Instructions for the task => Single out the lines of the material that contain "C₂H₄" and copy them.

** START Items **

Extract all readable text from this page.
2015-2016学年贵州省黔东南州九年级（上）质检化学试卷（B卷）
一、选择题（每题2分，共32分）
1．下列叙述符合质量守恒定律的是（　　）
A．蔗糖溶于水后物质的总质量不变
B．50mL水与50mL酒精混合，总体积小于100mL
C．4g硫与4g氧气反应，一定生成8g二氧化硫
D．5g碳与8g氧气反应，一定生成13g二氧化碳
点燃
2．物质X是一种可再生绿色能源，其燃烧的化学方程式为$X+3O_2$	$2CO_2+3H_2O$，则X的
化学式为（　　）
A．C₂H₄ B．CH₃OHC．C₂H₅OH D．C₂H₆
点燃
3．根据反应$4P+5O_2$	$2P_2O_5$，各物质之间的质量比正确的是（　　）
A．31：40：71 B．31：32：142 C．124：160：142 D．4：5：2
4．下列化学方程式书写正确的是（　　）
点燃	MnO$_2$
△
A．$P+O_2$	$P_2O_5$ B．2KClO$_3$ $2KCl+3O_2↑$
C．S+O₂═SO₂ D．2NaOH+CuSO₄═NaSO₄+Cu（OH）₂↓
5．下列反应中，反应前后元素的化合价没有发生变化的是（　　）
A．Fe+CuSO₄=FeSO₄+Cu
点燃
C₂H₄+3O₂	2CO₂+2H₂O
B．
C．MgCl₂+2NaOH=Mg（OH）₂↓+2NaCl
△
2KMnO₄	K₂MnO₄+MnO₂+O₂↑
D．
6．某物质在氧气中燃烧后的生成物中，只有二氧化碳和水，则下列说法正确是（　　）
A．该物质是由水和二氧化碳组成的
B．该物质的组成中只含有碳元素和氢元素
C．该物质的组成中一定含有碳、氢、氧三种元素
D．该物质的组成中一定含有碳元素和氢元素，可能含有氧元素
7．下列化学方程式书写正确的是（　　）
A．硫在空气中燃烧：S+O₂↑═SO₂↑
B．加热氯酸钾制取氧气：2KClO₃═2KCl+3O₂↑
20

** END Items **

Result for this exercise =>
A．C₂H₄ B．CH₃OHC．C₂H₅OH D．C₂H₆
C₂H₄+3O₂	2CO₂+2H₂O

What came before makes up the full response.